• Short task
Copy out every line containing the word "Walls".

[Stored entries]
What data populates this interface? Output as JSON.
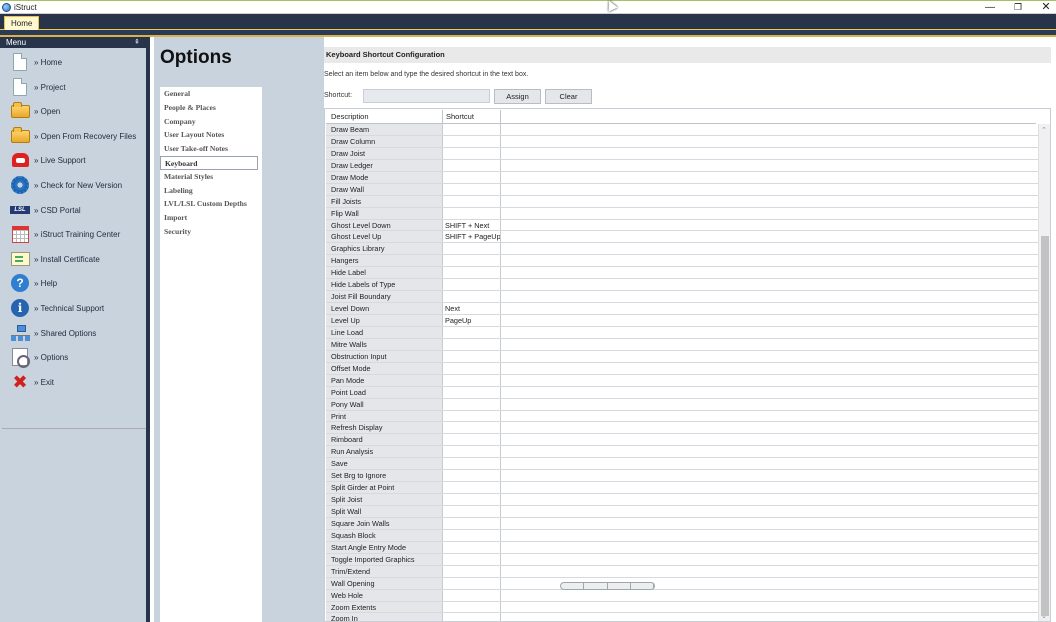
{
  "window": {
    "title": "iStruct",
    "minimize": "—",
    "restore": "❐",
    "close": "✕"
  },
  "ribbon": {
    "tabs": [
      "Home"
    ]
  },
  "sidebar": {
    "header": "Menu",
    "pin": "⇞",
    "items": [
      {
        "label": "» Home",
        "icon": "document-icon"
      },
      {
        "label": "» Project",
        "icon": "document-icon"
      },
      {
        "label": "» Open",
        "icon": "folder-icon"
      },
      {
        "label": "» Open From Recovery Files",
        "icon": "folder-icon"
      },
      {
        "label": "» Live Support",
        "icon": "phone-icon"
      },
      {
        "label": "» Check for New Version",
        "icon": "gear-icon"
      },
      {
        "label": "» CSD Portal",
        "icon": "csd-logo-icon"
      },
      {
        "label": "» iStruct Training Center",
        "icon": "calendar-icon"
      },
      {
        "label": "» Install Certificate",
        "icon": "certificate-icon"
      },
      {
        "label": "» Help",
        "icon": "help-icon"
      },
      {
        "label": "» Technical Support",
        "icon": "info-icon"
      },
      {
        "label": "» Shared Options",
        "icon": "network-icon"
      },
      {
        "label": "» Options",
        "icon": "options-icon"
      },
      {
        "label": "» Exit",
        "icon": "exit-icon"
      }
    ]
  },
  "options": {
    "title": "Options",
    "nav": [
      "General",
      "People & Places",
      "Company",
      "User Layout Notes",
      "User Take-off Notes",
      "Keyboard",
      "Material Styles",
      "Labeling",
      "LVL/LSL Custom Depths",
      "Import",
      "Security"
    ],
    "selected": "Keyboard"
  },
  "keyboard": {
    "heading": "Keyboard Shortcut Configuration",
    "instruction": "Select an item below and type the desired shortcut in the text box.",
    "shortcut_label": "Shortcut:",
    "shortcut_value": "",
    "assign_label": "Assign",
    "clear_label": "Clear",
    "columns": [
      "Description",
      "Shortcut"
    ],
    "rows": [
      {
        "description": "Draw Beam",
        "shortcut": ""
      },
      {
        "description": "Draw Column",
        "shortcut": ""
      },
      {
        "description": "Draw Joist",
        "shortcut": ""
      },
      {
        "description": "Draw Ledger",
        "shortcut": ""
      },
      {
        "description": "Draw Mode",
        "shortcut": ""
      },
      {
        "description": "Draw Wall",
        "shortcut": ""
      },
      {
        "description": "Fill Joists",
        "shortcut": ""
      },
      {
        "description": "Flip Wall",
        "shortcut": ""
      },
      {
        "description": "Ghost Level Down",
        "shortcut": "SHIFT + Next"
      },
      {
        "description": "Ghost Level Up",
        "shortcut": "SHIFT + PageUp"
      },
      {
        "description": "Graphics Library",
        "shortcut": ""
      },
      {
        "description": "Hangers",
        "shortcut": ""
      },
      {
        "description": "Hide Label",
        "shortcut": ""
      },
      {
        "description": "Hide Labels of Type",
        "shortcut": ""
      },
      {
        "description": "Joist Fill Boundary",
        "shortcut": ""
      },
      {
        "description": "Level Down",
        "shortcut": "Next"
      },
      {
        "description": "Level Up",
        "shortcut": "PageUp"
      },
      {
        "description": "Line Load",
        "shortcut": ""
      },
      {
        "description": "Mitre Walls",
        "shortcut": ""
      },
      {
        "description": "Obstruction Input",
        "shortcut": ""
      },
      {
        "description": "Offset Mode",
        "shortcut": ""
      },
      {
        "description": "Pan Mode",
        "shortcut": ""
      },
      {
        "description": "Point Load",
        "shortcut": ""
      },
      {
        "description": "Pony Wall",
        "shortcut": ""
      },
      {
        "description": "Print",
        "shortcut": ""
      },
      {
        "description": "Refresh Display",
        "shortcut": ""
      },
      {
        "description": "Rimboard",
        "shortcut": ""
      },
      {
        "description": "Run Analysis",
        "shortcut": ""
      },
      {
        "description": "Save",
        "shortcut": ""
      },
      {
        "description": "Set Brg to Ignore",
        "shortcut": ""
      },
      {
        "description": "Split Girder at Point",
        "shortcut": ""
      },
      {
        "description": "Split Joist",
        "shortcut": ""
      },
      {
        "description": "Split Wall",
        "shortcut": ""
      },
      {
        "description": "Square Join Walls",
        "shortcut": ""
      },
      {
        "description": "Squash Block",
        "shortcut": ""
      },
      {
        "description": "Start Angle Entry Mode",
        "shortcut": ""
      },
      {
        "description": "Toggle Imported Graphics",
        "shortcut": ""
      },
      {
        "description": "Trim/Extend",
        "shortcut": ""
      },
      {
        "description": "Wall Opening",
        "shortcut": ""
      },
      {
        "description": "Web Hole",
        "shortcut": ""
      },
      {
        "description": "Zoom Extents",
        "shortcut": ""
      },
      {
        "description": "Zoom In",
        "shortcut": ""
      }
    ]
  },
  "colors": {
    "sidebar_bg": "#c9d3de",
    "ribbon_bg": "#27344a",
    "accent": "#f2c94c"
  }
}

• Exercise response
        "description": "Mitre Walls",
        "description": "Square Join Walls",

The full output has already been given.